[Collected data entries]
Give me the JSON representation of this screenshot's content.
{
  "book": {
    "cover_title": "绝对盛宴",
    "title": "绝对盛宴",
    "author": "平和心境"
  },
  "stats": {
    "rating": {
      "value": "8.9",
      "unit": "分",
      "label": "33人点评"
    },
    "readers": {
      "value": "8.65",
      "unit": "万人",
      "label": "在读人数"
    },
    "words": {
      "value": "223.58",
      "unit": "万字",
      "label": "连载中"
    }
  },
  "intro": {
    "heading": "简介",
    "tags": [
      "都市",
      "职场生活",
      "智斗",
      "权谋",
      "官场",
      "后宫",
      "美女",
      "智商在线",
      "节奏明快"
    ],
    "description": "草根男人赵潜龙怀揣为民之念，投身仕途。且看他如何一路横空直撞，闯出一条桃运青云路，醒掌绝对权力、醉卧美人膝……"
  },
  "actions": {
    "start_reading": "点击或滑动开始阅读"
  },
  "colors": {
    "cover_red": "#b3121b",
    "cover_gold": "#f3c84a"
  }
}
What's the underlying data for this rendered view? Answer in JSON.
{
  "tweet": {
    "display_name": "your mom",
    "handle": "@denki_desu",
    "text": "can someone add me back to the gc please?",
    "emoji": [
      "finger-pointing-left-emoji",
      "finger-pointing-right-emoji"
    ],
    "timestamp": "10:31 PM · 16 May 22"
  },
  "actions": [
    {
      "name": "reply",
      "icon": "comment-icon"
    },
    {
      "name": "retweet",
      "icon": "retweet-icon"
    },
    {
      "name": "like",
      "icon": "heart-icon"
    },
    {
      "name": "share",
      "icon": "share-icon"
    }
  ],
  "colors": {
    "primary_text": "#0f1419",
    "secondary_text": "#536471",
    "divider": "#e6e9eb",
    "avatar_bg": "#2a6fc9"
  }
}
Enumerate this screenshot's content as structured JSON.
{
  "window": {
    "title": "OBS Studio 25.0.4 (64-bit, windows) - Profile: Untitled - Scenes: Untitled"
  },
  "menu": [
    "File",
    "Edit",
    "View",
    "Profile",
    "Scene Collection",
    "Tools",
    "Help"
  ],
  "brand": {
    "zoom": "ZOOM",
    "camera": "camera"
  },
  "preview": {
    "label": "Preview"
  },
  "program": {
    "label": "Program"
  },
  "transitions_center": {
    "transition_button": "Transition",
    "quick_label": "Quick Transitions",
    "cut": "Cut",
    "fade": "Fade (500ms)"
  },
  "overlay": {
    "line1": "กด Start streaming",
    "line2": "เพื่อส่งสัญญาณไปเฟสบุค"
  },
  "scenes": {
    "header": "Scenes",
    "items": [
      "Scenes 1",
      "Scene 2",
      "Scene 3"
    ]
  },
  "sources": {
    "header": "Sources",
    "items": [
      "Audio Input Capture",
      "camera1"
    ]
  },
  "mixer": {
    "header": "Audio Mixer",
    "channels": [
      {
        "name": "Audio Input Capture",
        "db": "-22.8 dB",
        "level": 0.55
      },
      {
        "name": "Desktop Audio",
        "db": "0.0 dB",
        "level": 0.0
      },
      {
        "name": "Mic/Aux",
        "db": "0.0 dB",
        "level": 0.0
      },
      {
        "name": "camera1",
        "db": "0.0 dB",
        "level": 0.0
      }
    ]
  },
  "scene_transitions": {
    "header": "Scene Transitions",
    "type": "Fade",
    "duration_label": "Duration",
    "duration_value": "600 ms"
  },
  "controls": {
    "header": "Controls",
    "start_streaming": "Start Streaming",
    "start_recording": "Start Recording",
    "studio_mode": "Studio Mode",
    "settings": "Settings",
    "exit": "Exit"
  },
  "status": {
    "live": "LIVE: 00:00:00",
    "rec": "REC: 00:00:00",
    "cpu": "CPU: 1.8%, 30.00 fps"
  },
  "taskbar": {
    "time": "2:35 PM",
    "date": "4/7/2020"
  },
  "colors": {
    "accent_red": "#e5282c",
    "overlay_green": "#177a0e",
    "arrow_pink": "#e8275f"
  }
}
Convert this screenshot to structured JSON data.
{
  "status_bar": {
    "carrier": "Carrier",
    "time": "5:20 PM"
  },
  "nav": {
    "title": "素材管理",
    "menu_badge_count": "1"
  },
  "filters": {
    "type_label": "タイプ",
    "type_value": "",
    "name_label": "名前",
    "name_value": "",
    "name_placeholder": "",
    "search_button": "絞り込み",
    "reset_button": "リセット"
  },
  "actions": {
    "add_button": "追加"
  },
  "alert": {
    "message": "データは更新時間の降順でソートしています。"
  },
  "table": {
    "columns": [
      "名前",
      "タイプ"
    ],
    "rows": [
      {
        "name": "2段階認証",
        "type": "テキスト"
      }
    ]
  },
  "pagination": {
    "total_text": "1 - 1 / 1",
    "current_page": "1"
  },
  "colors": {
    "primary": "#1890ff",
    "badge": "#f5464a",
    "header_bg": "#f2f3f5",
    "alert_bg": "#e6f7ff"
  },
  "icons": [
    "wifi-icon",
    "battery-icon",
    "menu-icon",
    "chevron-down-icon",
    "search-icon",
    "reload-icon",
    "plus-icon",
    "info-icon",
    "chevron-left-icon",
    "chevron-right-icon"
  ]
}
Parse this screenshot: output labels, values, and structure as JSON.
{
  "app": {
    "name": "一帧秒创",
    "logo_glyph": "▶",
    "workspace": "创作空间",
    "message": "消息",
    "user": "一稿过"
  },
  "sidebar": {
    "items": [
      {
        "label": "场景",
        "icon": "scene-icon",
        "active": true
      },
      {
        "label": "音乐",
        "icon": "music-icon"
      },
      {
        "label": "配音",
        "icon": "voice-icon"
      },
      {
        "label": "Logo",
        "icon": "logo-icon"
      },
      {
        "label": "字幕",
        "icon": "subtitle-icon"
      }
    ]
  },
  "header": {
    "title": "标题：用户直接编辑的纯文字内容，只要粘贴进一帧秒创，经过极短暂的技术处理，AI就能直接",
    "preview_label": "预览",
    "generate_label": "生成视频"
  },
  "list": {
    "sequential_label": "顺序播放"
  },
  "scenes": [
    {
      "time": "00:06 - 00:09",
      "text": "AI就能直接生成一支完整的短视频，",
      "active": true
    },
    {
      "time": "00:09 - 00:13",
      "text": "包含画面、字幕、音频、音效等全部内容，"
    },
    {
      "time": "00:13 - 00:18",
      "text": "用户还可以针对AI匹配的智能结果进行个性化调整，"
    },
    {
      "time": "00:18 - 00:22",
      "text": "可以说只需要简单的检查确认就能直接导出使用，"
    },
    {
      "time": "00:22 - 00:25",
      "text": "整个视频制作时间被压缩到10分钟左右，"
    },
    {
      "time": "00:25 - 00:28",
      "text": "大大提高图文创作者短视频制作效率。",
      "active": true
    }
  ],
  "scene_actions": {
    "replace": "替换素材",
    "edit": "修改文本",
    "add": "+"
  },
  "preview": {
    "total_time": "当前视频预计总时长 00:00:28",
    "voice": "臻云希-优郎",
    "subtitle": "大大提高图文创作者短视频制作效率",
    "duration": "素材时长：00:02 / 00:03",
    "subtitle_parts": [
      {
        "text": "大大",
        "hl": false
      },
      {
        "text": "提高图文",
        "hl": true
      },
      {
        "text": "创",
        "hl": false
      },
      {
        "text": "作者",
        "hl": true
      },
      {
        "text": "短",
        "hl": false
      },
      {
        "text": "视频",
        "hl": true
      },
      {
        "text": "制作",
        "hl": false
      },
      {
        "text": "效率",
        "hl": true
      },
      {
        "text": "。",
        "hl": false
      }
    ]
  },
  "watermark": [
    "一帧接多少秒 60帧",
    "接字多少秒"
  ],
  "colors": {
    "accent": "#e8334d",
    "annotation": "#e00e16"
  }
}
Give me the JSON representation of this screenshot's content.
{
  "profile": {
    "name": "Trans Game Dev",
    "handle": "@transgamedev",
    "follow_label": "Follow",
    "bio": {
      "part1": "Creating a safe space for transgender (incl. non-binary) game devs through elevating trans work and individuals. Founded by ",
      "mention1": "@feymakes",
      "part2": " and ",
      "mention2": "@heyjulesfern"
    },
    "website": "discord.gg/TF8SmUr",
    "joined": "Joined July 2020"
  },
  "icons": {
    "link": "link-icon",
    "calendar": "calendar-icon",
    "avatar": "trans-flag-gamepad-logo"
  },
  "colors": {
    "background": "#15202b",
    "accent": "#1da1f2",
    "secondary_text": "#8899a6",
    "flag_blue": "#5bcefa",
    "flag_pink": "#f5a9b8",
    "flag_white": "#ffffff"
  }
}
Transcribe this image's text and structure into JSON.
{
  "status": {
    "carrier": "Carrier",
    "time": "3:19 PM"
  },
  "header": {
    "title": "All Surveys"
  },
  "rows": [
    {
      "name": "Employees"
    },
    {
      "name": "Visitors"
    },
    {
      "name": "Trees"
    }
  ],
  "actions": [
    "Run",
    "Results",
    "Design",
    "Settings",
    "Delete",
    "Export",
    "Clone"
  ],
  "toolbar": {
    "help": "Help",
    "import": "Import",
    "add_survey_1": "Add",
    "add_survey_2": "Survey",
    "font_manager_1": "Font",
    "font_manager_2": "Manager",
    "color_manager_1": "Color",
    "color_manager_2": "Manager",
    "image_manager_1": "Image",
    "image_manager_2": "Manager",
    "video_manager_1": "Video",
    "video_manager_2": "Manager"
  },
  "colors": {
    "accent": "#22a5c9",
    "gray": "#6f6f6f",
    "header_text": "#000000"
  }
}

» **Requirement**
Read the entries above, then pull out the lines that include "Audio".

» **Response**
      "Audio Input Capture",
    "header": "Audio Mixer",
        "name": "Audio Input Capture",
        "name": "Desktop Audio",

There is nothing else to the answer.